→ Given request
Your task is to print all of the data word for word.

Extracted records
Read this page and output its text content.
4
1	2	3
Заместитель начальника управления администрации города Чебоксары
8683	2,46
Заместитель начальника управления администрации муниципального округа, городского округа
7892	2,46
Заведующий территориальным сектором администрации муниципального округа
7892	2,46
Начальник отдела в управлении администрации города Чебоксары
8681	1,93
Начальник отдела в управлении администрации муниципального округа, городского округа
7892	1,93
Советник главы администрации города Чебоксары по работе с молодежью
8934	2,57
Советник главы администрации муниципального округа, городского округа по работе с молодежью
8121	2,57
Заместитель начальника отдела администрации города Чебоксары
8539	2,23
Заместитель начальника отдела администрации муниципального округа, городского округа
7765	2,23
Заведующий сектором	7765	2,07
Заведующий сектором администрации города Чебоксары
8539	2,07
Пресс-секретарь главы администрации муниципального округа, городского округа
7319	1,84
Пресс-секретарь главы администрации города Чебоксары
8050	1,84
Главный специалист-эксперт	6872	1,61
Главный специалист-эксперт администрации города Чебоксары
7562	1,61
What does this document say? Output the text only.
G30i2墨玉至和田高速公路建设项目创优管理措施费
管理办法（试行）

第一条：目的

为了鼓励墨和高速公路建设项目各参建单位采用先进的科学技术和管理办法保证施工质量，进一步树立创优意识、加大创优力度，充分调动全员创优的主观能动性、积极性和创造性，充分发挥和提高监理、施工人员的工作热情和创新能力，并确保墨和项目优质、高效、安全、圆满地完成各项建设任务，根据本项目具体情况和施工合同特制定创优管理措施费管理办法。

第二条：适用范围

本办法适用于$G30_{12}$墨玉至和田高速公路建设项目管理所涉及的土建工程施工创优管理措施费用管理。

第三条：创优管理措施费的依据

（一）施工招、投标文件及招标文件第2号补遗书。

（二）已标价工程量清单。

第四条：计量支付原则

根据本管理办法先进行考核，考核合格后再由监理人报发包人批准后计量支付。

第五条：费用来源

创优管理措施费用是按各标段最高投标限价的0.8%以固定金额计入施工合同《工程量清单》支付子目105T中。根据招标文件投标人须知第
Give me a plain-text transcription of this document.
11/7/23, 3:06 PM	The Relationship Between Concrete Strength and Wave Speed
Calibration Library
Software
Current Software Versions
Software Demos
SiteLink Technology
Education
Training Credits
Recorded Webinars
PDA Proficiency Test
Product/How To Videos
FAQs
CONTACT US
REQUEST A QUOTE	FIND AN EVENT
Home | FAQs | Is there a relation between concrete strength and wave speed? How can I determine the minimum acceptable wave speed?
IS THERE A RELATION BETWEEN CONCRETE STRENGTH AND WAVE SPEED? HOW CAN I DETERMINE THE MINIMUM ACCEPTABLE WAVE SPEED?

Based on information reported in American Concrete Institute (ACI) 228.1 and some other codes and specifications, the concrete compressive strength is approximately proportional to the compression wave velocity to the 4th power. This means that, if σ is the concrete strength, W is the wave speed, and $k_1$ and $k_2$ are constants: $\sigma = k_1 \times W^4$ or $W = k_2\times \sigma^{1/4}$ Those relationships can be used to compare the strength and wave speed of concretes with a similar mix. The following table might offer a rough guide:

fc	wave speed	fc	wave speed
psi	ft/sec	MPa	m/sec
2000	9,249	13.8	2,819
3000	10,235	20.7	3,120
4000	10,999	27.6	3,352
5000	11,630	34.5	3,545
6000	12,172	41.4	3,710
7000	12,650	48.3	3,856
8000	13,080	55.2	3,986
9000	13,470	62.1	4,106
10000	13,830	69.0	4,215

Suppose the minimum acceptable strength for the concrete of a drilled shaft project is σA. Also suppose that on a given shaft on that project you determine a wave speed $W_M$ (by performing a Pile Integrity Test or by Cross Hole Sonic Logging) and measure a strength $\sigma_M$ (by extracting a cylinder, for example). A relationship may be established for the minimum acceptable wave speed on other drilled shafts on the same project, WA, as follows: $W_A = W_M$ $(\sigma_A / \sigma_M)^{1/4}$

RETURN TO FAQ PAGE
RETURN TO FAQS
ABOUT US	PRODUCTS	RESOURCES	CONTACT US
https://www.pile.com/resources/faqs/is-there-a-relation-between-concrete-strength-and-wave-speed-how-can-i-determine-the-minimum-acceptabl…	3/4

→ Output of the exercise
Read this page and output its text content.
4
1	2	3
Заместитель начальника управления администрации города Чебоксары
8683	2,46
Заместитель начальника управления администрации муниципального округа, городского округа
7892	2,46
Заведующий территориальным сектором администрации муниципального округа
7892	2,46
Начальник отдела в управлении администрации города Чебоксары
8681	1,93
Начальник отдела в управлении администрации муниципального округа, городского округа
7892	1,93
Советник главы администрации города Чебоксары по работе с молодежью
8934	2,57
Советник главы администрации муниципального округа, городского округа по работе с молодежью
8121	2,57
Заместитель начальника отдела администрации города Чебоксары
8539	2,23
Заместитель начальника отдела администрации муниципального округа, городского округа
7765	2,23
Заведующий сектором	7765	2,07
Заведующий сектором администрации города Чебоксары
8539	2,07
Пресс-секретарь главы администрации муниципального округа, городского округа
7319	1,84
Пресс-секретарь главы администрации города Чебоксары
8050	1,84
Главный специалист-эксперт	6872	1,61
Главный специалист-эксперт администрации города Чебоксары
7562	1,61
What does this document say? Output the text only.
G30i2墨玉至和田高速公路建设项目创优管理措施费
管理办法（试行）

第一条：目的

为了鼓励墨和高速公路建设项目各参建单位采用先进的科学技术和管理办法保证施工质量，进一步树立创优意识、加大创优力度，充分调动全员创优的主观能动性、积极性和创造性，充分发挥和提高监理、施工人员的工作热情和创新能力，并确保墨和项目优质、高效、安全、圆满地完成各项建设任务，根据本项目具体情况和施工合同特制定创优管理措施费管理办法。

第二条：适用范围

本办法适用于$G30_{12}$墨玉至和田高速公路建设项目管理所涉及的土建工程施工创优管理措施费用管理。

第三条：创优管理措施费的依据

（一）施工招、投标文件及招标文件第2号补遗书。

（二）已标价工程量清单。

第四条：计量支付原则

根据本管理办法先进行考核，考核合格后再由监理人报发包人批准后计量支付。

第五条：费用来源

创优管理措施费用是按各标段最高投标限价的0.8%以固定金额计入施工合同《工程量清单》支付子目105T中。根据招标文件投标人须知第
Give me a plain-text transcription of this document.
11/7/23, 3:06 PM	The Relationship Between Concrete Strength and Wave Speed
Calibration Library
Software
Current Software Versions
Software Demos
SiteLink Technology
Education
Training Credits
Recorded Webinars
PDA Proficiency Test
Product/How To Videos
FAQs
CONTACT US
REQUEST A QUOTE	FIND AN EVENT
Home | FAQs | Is there a relation between concrete strength and wave speed? How can I determine the minimum acceptable wave speed?
IS THERE A RELATION BETWEEN CONCRETE STRENGTH AND WAVE SPEED? HOW CAN I DETERMINE THE MINIMUM ACCEPTABLE WAVE SPEED?

Based on information reported in American Concrete Institute (ACI) 228.1 and some other codes and specifications, the concrete compressive strength is approximately proportional to the compression wave velocity to the 4th power. This means that, if σ is the concrete strength, W is the wave speed, and $k_1$ and $k_2$ are constants: $\sigma = k_1 \times W^4$ or $W = k_2\times \sigma^{1/4}$ Those relationships can be used to compare the strength and wave speed of concretes with a similar mix. The following table might offer a rough guide:

fc	wave speed	fc	wave speed
psi	ft/sec	MPa	m/sec
2000	9,249	13.8	2,819
3000	10,235	20.7	3,120
4000	10,999	27.6	3,352
5000	11,630	34.5	3,545
6000	12,172	41.4	3,710
7000	12,650	48.3	3,856
8000	13,080	55.2	3,986
9000	13,470	62.1	4,106
10000	13,830	69.0	4,215

Suppose the minimum acceptable strength for the concrete of a drilled shaft project is σA. Also suppose that on a given shaft on that project you determine a wave speed $W_M$ (by performing a Pile Integrity Test or by Cross Hole Sonic Logging) and measure a strength $\sigma_M$ (by extracting a cylinder, for example). A relationship may be established for the minimum acceptable wave speed on other drilled shafts on the same project, WA, as follows: $W_A = W_M$ $(\sigma_A / \sigma_M)^{1/4}$

RETURN TO FAQ PAGE
RETURN TO FAQS
ABOUT US	PRODUCTS	RESOURCES	CONTACT US
https://www.pile.com/resources/faqs/is-there-a-relation-between-concrete-strength-and-wave-speed-how-can-i-determine-the-minimum-acceptabl…	3/4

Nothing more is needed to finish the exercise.